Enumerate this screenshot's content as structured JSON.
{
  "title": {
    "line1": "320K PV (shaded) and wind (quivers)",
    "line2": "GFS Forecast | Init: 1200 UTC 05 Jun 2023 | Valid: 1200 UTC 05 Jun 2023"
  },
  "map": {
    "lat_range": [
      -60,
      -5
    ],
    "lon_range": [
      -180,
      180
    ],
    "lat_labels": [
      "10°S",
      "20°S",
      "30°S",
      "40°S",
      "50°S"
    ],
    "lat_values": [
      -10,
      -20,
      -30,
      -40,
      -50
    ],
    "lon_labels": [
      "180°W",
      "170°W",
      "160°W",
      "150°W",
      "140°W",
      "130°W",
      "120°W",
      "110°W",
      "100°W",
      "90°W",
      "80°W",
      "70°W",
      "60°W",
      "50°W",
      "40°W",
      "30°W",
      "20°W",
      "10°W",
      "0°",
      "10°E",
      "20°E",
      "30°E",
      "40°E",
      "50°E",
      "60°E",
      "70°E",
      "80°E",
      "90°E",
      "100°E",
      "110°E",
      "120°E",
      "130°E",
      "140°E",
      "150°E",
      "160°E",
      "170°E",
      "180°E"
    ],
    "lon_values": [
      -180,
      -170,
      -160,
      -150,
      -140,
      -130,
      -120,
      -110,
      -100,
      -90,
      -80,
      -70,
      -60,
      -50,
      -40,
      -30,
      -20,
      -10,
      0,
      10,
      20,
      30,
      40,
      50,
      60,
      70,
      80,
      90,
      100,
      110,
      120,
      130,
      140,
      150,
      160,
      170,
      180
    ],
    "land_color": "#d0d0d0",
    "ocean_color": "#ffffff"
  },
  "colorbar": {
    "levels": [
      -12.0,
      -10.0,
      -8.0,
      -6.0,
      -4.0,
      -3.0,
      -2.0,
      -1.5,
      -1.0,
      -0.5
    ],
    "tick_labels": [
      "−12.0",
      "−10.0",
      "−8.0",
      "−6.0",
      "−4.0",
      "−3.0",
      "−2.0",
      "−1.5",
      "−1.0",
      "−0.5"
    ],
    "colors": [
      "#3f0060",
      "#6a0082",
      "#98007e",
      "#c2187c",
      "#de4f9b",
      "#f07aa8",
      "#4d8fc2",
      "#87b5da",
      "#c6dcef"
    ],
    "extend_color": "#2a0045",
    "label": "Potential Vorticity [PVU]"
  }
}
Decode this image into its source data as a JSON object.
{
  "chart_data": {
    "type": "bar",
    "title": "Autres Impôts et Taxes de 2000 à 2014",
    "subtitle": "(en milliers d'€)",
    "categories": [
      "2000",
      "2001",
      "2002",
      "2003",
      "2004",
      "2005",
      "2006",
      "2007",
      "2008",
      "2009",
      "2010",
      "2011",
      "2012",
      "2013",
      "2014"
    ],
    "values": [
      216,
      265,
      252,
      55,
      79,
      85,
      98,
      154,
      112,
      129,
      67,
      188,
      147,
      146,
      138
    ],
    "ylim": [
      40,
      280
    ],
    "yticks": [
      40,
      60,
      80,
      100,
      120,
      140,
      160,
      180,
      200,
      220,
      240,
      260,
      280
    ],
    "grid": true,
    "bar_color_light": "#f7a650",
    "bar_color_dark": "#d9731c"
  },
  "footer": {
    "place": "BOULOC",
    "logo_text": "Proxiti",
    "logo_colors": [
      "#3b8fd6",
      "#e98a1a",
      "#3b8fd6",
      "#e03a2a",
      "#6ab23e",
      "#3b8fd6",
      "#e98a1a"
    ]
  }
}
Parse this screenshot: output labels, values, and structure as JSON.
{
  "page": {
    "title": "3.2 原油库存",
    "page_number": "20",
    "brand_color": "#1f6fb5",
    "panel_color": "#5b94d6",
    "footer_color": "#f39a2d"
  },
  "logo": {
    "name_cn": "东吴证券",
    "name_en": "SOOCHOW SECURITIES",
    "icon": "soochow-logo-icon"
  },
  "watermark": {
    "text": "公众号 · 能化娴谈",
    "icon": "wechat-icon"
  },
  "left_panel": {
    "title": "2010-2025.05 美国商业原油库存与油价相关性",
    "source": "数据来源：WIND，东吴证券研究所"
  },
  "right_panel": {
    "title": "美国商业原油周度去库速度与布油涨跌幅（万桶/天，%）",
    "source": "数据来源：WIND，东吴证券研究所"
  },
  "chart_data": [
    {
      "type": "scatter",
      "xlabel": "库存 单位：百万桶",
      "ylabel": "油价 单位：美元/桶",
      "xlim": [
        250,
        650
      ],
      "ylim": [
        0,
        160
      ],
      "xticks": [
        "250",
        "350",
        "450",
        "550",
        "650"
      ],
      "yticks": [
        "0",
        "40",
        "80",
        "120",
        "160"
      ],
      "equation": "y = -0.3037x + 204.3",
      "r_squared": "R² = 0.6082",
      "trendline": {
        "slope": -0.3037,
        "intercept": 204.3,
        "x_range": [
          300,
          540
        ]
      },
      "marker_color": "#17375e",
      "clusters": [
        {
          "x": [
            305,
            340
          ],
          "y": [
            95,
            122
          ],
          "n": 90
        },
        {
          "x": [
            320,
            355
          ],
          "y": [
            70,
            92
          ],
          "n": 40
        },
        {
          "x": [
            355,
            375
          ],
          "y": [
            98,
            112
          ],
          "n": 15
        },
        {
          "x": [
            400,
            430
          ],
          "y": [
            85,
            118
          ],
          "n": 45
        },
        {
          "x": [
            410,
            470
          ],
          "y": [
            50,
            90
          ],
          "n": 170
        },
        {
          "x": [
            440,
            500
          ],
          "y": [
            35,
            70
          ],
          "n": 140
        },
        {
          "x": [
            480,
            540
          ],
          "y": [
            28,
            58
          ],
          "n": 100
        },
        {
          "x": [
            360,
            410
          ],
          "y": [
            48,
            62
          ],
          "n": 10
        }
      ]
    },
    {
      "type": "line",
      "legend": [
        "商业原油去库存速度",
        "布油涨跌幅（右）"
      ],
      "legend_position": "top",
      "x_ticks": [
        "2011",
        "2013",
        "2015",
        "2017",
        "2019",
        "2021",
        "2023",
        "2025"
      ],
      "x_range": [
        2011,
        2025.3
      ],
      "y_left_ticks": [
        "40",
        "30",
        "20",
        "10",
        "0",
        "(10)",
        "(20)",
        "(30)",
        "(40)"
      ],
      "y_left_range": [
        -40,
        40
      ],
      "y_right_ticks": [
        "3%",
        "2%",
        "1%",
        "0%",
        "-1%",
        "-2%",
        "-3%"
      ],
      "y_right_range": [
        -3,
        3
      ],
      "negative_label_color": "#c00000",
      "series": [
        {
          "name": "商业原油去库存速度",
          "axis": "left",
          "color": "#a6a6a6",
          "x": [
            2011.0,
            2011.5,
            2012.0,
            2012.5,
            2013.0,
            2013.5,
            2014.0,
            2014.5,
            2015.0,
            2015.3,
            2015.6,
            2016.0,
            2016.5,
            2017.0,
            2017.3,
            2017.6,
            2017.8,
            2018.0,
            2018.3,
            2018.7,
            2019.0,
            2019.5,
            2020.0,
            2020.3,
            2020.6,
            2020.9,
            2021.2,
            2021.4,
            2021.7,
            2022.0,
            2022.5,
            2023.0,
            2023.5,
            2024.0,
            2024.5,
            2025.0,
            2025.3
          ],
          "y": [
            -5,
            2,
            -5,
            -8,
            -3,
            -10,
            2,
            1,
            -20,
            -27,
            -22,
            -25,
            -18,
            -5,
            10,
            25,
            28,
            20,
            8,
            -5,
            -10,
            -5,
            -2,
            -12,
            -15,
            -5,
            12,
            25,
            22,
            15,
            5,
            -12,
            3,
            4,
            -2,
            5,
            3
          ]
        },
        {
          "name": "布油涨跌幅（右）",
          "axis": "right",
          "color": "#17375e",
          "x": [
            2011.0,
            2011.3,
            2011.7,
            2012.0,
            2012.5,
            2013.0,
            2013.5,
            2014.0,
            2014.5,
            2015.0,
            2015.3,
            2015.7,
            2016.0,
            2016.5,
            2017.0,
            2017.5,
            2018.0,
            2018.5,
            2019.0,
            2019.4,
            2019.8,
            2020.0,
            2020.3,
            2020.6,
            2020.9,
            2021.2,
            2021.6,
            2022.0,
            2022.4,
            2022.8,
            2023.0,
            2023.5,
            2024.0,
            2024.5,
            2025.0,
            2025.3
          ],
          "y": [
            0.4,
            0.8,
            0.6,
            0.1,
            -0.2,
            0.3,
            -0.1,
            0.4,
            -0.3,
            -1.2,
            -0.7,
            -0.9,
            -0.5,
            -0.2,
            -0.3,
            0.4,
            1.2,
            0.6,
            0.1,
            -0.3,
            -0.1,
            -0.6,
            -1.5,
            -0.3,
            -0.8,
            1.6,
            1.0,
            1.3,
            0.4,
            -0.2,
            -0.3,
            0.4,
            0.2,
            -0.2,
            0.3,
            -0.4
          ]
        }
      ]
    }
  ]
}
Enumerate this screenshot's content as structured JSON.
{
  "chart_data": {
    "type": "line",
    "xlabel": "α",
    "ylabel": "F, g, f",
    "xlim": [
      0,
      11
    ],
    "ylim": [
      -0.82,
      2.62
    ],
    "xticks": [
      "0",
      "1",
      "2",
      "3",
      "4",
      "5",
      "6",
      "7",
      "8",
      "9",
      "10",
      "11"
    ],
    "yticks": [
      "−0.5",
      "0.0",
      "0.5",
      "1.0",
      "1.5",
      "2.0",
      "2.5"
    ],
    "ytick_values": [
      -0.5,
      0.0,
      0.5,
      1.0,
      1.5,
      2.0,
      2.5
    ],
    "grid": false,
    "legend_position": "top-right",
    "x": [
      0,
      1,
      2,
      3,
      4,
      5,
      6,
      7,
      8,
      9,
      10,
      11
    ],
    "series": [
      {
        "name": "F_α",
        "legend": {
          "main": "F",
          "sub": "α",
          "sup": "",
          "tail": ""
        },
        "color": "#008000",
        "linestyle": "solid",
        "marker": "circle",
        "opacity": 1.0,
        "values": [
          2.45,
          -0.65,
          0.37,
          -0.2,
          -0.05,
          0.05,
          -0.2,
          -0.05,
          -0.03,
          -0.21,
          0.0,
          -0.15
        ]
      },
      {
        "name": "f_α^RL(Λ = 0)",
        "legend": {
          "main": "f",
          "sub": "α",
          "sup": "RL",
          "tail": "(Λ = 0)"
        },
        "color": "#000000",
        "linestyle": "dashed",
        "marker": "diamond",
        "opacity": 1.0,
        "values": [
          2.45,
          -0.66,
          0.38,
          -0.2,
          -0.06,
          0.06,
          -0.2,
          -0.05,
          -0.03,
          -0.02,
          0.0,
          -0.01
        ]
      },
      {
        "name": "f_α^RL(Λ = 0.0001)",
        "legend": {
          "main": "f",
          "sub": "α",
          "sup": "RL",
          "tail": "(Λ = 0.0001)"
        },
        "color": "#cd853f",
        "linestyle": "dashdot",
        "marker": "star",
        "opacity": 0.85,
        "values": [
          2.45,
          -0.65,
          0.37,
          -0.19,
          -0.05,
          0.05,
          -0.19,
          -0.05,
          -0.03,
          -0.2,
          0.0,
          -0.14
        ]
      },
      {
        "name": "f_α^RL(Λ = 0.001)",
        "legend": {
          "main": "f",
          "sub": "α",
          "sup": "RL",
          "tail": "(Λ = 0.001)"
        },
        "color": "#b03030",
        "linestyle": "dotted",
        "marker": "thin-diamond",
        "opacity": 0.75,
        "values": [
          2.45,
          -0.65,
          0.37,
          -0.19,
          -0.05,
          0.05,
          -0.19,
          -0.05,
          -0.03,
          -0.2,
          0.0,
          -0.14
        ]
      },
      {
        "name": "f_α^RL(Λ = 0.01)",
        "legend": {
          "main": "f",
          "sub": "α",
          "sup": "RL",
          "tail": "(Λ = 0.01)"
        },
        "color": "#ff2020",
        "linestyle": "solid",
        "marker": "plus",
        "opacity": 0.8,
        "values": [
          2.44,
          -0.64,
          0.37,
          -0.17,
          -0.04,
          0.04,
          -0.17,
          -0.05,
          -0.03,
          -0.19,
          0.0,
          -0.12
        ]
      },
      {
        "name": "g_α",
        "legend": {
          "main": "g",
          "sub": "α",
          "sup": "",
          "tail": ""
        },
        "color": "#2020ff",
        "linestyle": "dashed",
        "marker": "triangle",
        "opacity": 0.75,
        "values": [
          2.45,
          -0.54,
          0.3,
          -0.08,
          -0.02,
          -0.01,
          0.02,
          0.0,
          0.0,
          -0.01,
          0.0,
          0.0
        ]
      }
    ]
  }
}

----

What is expected: List every line above containing the word "tail".

Result of this exercise:
          "tail": ""
          "tail": "(Λ = 0)"
          "tail": "(Λ = 0.0001)"
          "tail": "(Λ = 0.001)"
          "tail": "(Λ = 0.01)"
          "tail": ""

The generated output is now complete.